Without the images, write out all of the following entries exactly.

※ ※ ※

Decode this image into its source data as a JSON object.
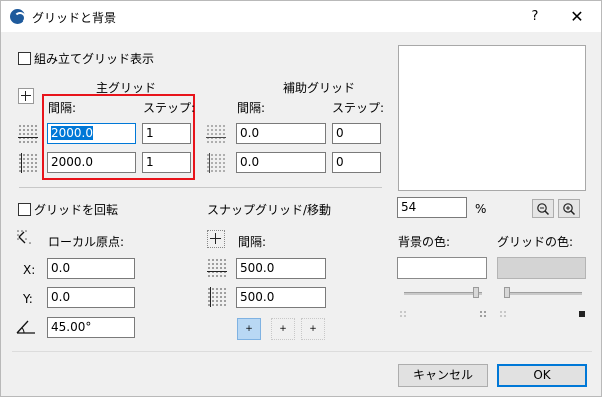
{
  "window": {
    "title": "グリッドと背景",
    "help_label": "?",
    "close_label": "✕"
  },
  "construction_grid_checkbox": {
    "label": "組み立てグリッド表示",
    "checked": false
  },
  "main_grid": {
    "heading": "主グリッド",
    "spacing_label": "間隔:",
    "step_label": "ステップ:",
    "h_spacing": "2000.0",
    "h_step": "1",
    "v_spacing": "2000.0",
    "v_step": "1"
  },
  "aux_grid": {
    "heading": "補助グリッド",
    "spacing_label": "間隔:",
    "step_label": "ステップ:",
    "h_spacing": "0.0",
    "h_step": "0",
    "v_spacing": "0.0",
    "v_step": "0"
  },
  "rotate": {
    "checkbox_label": "グリッドを回転",
    "checked": false,
    "local_origin_label": "ローカル原点:",
    "x_label": "X:",
    "x_value": "0.0",
    "y_label": "Y:",
    "y_value": "0.0",
    "angle_value": "45.00°"
  },
  "snap": {
    "heading": "スナップグリッド/移動",
    "spacing_label": "間隔:",
    "h_value": "500.0",
    "v_value": "500.0"
  },
  "zoom": {
    "value": "54",
    "unit": "%",
    "zoom_out_icon": "zoom-out-icon",
    "zoom_in_icon": "zoom-in-icon"
  },
  "colors": {
    "background_label": "背景の色:",
    "grid_label": "グリッドの色:",
    "background_color": "#ffffff",
    "grid_color": "#d4d4d4"
  },
  "buttons": {
    "cancel": "キャンセル",
    "ok": "OK"
  }
}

※ ※ ※

- ANSWER BELOW
Decode this image into its source data as a JSON object.
{
  "window": {
    "title": "グリッドと背景",
    "help_label": "?",
    "close_label": "✕"
  },
  "construction_grid_checkbox": {
    "label": "組み立てグリッド表示",
    "checked": false
  },
  "main_grid": {
    "heading": "主グリッド",
    "spacing_label": "間隔:",
    "step_label": "ステップ:",
    "h_spacing": "2000.0",
    "h_step": "1",
    "v_spacing": "2000.0",
    "v_step": "1"
  },
  "aux_grid": {
    "heading": "補助グリッド",
    "spacing_label": "間隔:",
    "step_label": "ステップ:",
    "h_spacing": "0.0",
    "h_step": "0",
    "v_spacing": "0.0",
    "v_step": "0"
  },
  "rotate": {
    "checkbox_label": "グリッドを回転",
    "checked": false,
    "local_origin_label": "ローカル原点:",
    "x_label": "X:",
    "x_value": "0.0",
    "y_label": "Y:",
    "y_value": "0.0",
    "angle_value": "45.00°"
  },
  "snap": {
    "heading": "スナップグリッド/移動",
    "spacing_label": "間隔:",
    "h_value": "500.0",
    "v_value": "500.0"
  },
  "zoom": {
    "value": "54",
    "unit": "%",
    "zoom_out_icon": "zoom-out-icon",
    "zoom_in_icon": "zoom-in-icon"
  },
  "colors": {
    "background_label": "背景の色:",
    "grid_label": "グリッドの色:",
    "background_color": "#ffffff",
    "grid_color": "#d4d4d4"
  },
  "buttons": {
    "cancel": "キャンセル",
    "ok": "OK"
  }
}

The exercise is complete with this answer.